**PROVIDED TEXT:**
=-=-=-=-=

= Wilson K. Barnes =

American judge (1907–1997)

Wilson K. Barnes (1907 – August 19, 1997) was a justice of the Maryland Court of Appeals from 1964 to 1974.

==Biography==
Born in Pocomoke City, Maryland in Worcester County, he attended local public schools, received B.A. from Western Maryland College in 1928, and studied law at Harvard University and the University of Maryland. He received an LL.B. from the University of Maryland in 1931.

Barnes began his legal career as a clerk for Judge William Calvin Chesnut. He entered private practice in 1933. He served as Assistant Baltimore City Solicitor in 1940. He was Deputy City Solicitor from 1942 to 1943. He was a partner at Anderson, Barnes, Coe & King from 1943 to 1963 and a member of the State Board of Law Examiners from 1943 to 1963.

=-=-=-=-=

**TASK GOAL:** Continue the biography of Wilson K. Barnes above, starting after its final sentence.

**Collected data entries:**
=-=-=-=-=

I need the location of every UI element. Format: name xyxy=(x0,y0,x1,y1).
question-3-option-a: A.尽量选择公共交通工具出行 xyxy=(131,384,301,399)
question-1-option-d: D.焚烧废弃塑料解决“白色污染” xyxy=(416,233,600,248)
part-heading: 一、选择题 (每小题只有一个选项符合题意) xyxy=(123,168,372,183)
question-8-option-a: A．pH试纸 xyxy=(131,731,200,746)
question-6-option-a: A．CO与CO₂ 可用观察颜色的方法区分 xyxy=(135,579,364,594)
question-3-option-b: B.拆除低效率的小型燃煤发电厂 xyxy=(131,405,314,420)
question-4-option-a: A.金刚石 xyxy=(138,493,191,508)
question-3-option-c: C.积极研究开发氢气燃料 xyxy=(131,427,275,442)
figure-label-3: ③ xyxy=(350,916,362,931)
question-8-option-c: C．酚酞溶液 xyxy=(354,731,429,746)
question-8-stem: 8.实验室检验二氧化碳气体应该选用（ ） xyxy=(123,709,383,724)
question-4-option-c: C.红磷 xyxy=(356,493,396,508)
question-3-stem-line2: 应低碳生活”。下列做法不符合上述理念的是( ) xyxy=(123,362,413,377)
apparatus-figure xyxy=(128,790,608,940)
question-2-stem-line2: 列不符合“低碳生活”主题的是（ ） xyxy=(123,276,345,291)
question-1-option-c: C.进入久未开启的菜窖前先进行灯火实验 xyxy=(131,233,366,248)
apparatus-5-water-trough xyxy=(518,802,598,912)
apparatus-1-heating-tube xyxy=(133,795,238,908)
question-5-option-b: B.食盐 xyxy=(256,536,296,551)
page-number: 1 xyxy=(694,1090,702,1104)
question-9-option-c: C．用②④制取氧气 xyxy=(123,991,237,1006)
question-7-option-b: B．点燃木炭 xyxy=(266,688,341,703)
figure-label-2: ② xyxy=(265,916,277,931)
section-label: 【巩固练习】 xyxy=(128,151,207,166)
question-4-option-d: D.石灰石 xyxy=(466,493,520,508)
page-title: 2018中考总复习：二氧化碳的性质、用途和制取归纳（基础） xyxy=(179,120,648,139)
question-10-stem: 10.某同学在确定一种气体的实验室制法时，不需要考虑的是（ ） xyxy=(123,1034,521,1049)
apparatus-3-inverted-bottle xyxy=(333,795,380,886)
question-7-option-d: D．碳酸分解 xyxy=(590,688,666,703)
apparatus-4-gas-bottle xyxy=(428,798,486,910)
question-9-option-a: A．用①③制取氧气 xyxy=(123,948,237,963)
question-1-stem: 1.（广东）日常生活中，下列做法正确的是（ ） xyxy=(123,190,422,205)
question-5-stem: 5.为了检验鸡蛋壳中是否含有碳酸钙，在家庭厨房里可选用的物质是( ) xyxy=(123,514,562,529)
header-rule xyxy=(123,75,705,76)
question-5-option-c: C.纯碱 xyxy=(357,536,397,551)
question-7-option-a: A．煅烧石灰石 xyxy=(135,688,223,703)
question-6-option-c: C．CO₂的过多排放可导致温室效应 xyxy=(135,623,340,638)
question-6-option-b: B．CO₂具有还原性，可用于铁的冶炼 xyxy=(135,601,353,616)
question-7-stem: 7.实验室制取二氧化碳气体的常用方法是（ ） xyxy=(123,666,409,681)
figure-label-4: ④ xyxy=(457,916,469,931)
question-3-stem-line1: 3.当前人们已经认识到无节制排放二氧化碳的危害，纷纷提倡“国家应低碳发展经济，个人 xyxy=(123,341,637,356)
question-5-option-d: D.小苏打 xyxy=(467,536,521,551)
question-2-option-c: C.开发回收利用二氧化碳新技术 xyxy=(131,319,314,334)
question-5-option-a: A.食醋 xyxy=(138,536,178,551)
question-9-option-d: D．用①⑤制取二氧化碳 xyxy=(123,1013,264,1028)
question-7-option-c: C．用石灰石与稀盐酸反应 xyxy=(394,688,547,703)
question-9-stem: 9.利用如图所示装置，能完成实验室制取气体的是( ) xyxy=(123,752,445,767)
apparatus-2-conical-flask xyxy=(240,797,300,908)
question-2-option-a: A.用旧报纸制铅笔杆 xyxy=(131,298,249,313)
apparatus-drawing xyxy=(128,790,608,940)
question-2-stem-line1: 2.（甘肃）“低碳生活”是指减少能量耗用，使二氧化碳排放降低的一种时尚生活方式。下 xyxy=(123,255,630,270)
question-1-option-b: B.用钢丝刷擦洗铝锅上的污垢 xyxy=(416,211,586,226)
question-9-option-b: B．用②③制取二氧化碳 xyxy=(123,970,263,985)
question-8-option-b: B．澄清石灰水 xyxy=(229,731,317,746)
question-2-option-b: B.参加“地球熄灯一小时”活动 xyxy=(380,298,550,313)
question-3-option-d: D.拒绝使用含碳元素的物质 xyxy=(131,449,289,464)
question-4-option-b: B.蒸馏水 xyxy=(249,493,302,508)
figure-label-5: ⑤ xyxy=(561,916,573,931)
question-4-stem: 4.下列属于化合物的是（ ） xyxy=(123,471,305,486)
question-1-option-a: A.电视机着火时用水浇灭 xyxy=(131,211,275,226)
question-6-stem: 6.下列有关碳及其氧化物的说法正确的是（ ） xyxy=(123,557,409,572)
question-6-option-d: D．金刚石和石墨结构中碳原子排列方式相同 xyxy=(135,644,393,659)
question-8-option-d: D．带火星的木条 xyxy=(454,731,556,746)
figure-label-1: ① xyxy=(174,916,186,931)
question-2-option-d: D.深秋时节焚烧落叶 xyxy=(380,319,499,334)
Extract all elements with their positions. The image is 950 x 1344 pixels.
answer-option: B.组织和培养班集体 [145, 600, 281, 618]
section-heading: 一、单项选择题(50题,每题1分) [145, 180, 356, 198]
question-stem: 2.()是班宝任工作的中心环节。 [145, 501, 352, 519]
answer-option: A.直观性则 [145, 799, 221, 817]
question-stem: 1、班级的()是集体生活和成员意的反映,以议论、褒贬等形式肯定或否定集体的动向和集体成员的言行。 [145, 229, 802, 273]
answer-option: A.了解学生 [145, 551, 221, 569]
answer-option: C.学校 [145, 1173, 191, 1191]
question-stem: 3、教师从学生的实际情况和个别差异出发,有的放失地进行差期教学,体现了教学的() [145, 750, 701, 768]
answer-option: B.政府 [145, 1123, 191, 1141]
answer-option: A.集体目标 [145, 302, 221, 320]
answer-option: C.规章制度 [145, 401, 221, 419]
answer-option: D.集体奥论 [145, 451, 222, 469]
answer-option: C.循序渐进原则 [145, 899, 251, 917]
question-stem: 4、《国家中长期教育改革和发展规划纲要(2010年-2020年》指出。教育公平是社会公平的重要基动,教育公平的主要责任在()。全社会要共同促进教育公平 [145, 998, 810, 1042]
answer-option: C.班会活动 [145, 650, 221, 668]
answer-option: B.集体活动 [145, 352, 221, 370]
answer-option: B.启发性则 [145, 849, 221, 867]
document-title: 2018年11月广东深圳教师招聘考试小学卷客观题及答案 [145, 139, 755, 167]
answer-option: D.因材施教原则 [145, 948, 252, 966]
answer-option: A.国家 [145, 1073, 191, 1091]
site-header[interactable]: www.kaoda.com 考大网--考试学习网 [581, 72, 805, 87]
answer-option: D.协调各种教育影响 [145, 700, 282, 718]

=-=-=-=-=

**ANSWER TO THE EXERCISE:**
Barnes served on Supreme Bench of Baltimore City in 1963. He was appointed to the Maryland Court of Appeals in 1964, to a seat vacated by the retirement of William L. Henderson. He resigned in protest of the appointment of Governor Mandel's close aide to the Court of Appeals in 1974. He was defeated in the Democratic Party primary election for governor by Mandel in 1974 and returned to private practice with Little, Hall & Steinman.

==Personal life and death==
In 1938, Barnes married Elizabeth Chesnut, the daughter of Judge Chesnut. They had two children, William C. C. Barnes and Wilson K. Barnes Jr. She died in 1982.

Barnes retired in 1982, and died August 19, 1997.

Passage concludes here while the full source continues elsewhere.